» **Work instructions**:
Copy out the entries between the lines holding "x-tick-label: 500 (171, 501, 194, 517)" and "y-tick-label: 10 (71, 282, 86, 298)", inclusive, keeping each line exactly as it appears.

» **Given data**:

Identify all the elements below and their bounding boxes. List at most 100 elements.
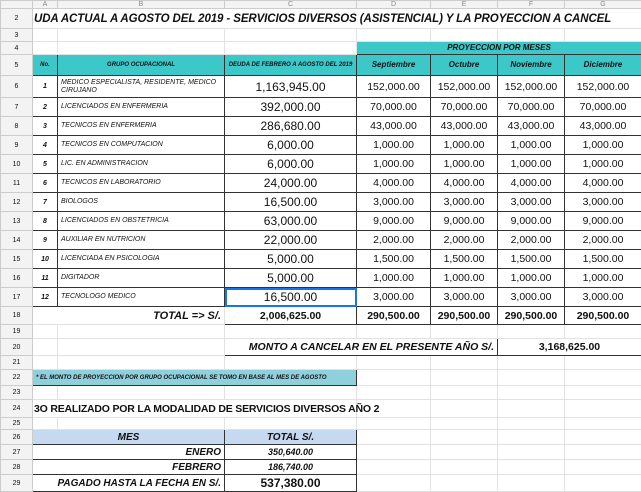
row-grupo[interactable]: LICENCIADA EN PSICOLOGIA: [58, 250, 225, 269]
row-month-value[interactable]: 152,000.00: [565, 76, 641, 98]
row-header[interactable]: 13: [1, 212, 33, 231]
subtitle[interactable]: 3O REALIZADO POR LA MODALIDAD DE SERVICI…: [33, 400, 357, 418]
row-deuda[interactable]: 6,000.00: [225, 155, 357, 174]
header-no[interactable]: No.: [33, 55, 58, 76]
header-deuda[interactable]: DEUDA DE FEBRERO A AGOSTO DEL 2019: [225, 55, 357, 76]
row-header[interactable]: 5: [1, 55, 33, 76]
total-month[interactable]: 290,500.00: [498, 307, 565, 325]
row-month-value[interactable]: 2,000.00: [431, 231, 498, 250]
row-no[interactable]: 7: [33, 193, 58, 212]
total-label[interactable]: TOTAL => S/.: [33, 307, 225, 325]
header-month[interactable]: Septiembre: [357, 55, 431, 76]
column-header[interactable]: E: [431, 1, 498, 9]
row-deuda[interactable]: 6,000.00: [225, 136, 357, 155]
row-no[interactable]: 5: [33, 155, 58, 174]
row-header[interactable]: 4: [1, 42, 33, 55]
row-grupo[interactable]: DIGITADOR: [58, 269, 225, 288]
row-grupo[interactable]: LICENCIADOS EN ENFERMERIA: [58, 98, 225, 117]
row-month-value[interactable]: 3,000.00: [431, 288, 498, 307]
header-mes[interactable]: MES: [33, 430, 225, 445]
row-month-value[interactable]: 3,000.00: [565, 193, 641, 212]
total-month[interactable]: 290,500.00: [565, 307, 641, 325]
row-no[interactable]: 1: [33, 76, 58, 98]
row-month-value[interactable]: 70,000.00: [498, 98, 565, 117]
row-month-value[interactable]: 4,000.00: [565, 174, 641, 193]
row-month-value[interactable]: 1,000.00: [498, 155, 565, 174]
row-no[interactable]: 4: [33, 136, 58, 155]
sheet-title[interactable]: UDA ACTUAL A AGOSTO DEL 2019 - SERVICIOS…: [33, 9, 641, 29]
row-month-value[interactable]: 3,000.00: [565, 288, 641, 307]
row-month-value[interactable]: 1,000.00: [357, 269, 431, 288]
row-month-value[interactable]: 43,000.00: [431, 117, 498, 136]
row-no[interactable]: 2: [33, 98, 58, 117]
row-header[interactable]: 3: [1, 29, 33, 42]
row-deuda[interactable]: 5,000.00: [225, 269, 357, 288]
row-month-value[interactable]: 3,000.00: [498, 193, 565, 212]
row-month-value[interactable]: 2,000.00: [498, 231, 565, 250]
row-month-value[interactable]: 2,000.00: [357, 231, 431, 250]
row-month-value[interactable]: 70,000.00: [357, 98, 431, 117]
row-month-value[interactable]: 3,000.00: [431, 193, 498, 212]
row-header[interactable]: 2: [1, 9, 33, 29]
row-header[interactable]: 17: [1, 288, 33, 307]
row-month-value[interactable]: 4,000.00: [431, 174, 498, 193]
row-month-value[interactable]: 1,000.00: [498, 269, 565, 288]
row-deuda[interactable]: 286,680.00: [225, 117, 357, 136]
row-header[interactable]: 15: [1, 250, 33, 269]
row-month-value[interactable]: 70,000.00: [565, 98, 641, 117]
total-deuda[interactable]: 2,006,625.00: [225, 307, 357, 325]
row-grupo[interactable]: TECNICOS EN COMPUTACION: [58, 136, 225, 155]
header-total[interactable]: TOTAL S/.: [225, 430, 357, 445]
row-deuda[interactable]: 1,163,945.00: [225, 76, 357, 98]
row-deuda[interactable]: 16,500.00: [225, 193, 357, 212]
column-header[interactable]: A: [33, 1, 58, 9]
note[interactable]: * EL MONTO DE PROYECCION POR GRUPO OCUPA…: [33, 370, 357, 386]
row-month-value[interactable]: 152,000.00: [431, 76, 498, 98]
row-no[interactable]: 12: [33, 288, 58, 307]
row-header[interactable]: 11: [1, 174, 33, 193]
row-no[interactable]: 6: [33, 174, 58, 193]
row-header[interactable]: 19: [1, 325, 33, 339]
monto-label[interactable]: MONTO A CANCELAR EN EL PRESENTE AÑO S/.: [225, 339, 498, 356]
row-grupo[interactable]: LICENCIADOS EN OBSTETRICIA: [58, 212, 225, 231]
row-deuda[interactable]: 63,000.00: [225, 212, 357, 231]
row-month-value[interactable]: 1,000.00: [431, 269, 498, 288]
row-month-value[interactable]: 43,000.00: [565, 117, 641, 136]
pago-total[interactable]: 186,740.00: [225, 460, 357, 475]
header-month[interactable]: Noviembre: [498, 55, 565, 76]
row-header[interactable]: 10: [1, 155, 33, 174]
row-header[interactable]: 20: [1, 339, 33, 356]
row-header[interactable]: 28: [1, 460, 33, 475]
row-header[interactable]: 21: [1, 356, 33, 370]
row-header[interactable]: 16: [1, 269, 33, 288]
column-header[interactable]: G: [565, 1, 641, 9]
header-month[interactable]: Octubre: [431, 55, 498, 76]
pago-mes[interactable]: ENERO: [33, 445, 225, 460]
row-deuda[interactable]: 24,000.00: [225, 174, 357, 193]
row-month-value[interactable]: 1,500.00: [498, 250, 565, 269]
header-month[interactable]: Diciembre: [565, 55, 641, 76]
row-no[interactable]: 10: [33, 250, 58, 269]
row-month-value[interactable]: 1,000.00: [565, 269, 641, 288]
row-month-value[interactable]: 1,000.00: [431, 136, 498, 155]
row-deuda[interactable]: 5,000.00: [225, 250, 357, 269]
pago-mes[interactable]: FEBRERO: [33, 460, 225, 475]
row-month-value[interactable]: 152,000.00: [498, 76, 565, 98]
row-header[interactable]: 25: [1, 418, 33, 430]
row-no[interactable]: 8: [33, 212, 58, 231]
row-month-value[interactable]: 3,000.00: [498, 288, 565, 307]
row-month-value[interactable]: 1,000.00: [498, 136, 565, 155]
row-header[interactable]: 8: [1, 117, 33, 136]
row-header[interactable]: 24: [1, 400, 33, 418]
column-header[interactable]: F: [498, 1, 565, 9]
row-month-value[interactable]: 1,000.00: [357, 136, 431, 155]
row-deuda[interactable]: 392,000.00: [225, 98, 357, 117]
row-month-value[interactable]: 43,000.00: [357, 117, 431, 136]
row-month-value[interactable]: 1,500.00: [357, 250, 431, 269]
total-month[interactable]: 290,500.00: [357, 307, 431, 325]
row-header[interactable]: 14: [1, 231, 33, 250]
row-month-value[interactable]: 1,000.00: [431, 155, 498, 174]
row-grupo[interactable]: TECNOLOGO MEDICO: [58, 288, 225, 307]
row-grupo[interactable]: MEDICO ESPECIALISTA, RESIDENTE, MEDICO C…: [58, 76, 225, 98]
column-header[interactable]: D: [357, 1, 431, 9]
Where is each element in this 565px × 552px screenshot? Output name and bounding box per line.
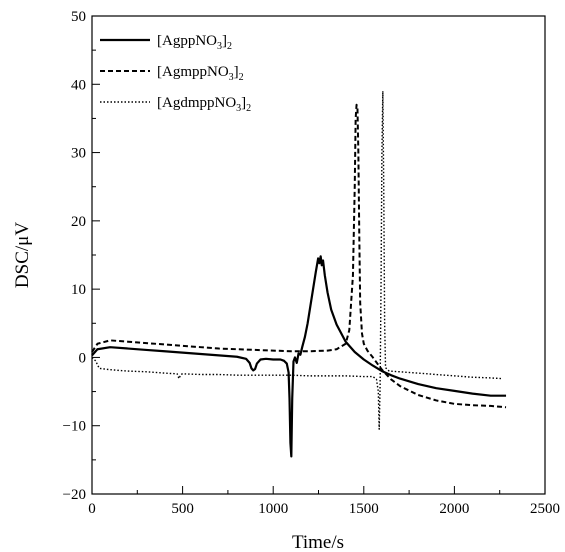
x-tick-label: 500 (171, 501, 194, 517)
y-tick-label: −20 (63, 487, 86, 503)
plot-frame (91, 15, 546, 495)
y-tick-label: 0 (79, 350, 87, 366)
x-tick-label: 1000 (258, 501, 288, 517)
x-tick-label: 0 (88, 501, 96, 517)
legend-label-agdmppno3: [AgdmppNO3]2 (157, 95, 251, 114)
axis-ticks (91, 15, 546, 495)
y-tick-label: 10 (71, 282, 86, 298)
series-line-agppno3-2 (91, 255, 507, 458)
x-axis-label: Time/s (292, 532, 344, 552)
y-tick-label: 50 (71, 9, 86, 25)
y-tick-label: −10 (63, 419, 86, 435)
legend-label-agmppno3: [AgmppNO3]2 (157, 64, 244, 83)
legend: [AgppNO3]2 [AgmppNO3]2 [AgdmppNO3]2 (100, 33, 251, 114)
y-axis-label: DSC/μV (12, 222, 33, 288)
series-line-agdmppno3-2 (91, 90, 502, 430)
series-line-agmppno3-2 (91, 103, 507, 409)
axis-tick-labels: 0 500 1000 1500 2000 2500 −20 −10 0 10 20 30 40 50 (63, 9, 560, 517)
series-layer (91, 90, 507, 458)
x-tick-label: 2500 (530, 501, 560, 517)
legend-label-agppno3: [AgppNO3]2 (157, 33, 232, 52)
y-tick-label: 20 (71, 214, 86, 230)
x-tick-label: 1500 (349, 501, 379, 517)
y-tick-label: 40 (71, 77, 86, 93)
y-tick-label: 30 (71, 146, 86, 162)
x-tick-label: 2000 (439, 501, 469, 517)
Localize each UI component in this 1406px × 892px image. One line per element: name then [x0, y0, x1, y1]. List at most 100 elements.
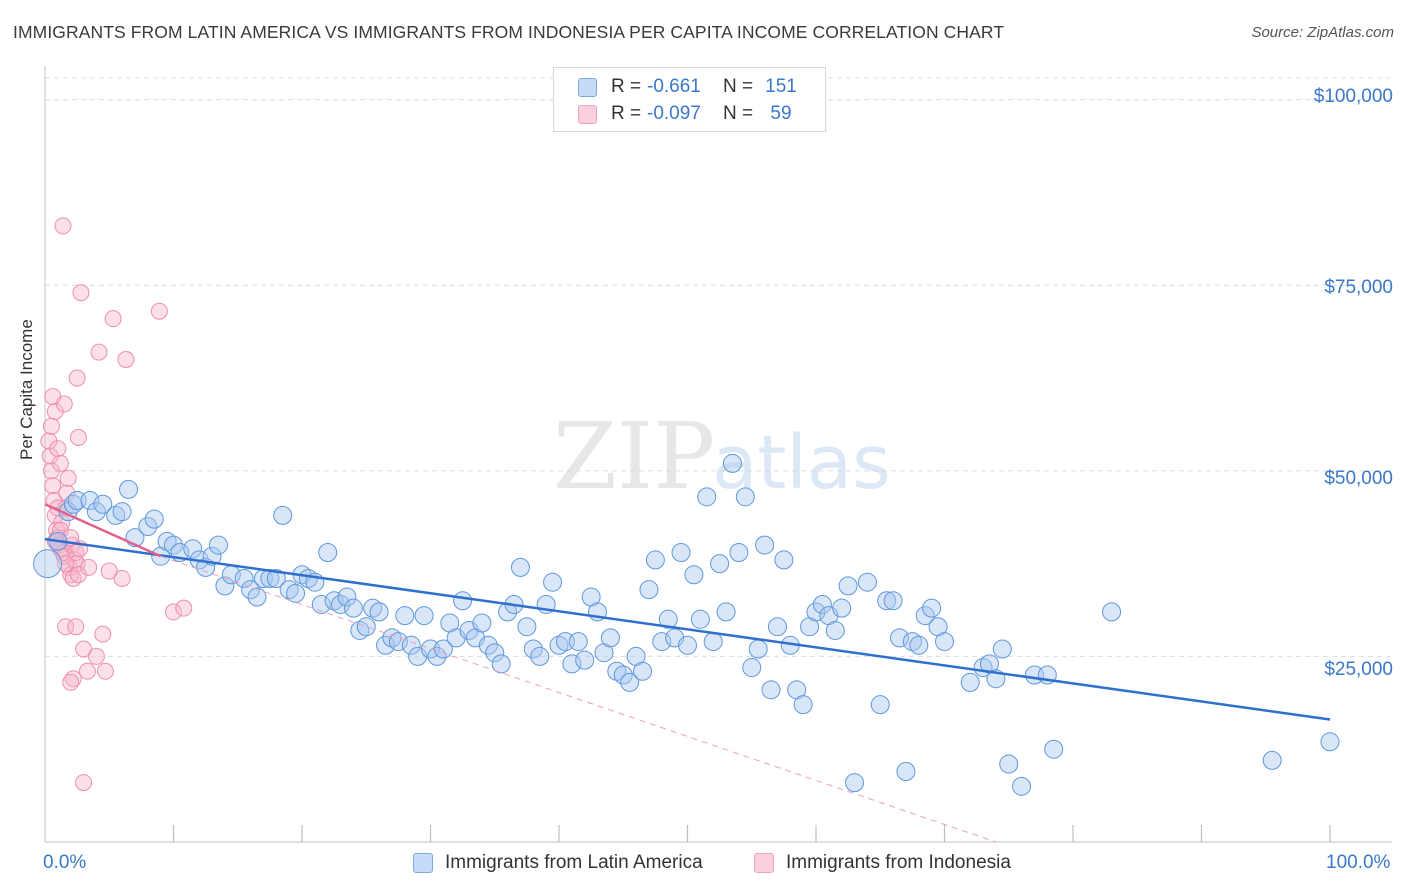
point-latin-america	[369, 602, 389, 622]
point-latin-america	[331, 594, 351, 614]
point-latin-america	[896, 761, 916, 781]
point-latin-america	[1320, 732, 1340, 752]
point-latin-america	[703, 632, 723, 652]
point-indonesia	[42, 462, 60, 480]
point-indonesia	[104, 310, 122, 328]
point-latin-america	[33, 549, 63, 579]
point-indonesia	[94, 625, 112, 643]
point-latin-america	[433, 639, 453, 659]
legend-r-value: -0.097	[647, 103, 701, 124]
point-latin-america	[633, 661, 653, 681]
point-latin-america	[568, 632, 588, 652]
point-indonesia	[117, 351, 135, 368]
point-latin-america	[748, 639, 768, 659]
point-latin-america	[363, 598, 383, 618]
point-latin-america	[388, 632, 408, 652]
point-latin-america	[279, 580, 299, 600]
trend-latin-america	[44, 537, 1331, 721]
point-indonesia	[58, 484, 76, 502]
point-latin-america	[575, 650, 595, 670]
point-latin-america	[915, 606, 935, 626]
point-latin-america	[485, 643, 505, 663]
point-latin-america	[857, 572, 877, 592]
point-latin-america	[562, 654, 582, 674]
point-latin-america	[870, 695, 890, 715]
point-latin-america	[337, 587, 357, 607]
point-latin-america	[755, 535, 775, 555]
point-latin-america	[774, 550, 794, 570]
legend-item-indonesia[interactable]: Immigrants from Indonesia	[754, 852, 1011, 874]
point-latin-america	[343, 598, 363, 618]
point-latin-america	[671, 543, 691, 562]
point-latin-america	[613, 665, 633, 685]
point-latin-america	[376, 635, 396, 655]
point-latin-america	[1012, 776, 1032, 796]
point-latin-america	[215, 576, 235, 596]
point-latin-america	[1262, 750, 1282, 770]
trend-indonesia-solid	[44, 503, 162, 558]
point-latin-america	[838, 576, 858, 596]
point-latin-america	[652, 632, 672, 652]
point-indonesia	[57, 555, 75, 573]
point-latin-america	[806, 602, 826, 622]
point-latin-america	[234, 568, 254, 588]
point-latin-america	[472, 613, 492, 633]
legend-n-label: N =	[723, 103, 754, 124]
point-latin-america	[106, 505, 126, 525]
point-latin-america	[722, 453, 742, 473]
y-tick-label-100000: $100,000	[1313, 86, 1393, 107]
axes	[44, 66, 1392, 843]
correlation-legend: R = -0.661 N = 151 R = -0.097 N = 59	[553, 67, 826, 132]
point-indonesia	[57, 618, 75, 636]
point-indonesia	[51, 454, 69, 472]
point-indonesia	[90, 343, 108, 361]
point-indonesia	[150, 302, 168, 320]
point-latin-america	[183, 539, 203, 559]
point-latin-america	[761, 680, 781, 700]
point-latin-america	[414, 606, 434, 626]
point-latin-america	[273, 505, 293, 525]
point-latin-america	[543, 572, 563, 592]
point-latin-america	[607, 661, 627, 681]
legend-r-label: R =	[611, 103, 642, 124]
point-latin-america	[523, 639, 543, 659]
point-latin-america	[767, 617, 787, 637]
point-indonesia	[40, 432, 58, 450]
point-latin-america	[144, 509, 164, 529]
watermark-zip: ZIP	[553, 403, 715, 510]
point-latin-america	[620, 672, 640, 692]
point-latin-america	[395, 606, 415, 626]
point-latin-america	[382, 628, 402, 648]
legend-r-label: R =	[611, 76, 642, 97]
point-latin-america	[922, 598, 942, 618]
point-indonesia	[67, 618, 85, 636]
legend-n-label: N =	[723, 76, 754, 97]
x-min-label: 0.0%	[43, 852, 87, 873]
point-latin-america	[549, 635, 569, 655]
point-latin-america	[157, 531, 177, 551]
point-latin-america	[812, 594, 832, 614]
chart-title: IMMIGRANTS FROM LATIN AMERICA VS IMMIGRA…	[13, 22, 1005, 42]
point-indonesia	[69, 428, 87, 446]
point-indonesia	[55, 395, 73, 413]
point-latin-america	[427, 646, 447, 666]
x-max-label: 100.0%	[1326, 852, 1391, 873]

» **The solution**:
x-tick-label: 500 (171, 501, 194, 517)
y-tick-label: −20 (63, 487, 86, 503)
plot-frame (91, 15, 546, 495)
y-tick-label: 0 (79, 350, 87, 366)
x-tick-label: 1000 (258, 501, 288, 517)
x-tick-label: 0 (88, 501, 96, 517)
legend-label-agdmppno3: [AgdmppNO3]2 (157, 95, 251, 114)
axis-ticks (91, 15, 546, 495)
y-tick-label: 10 (71, 282, 86, 298)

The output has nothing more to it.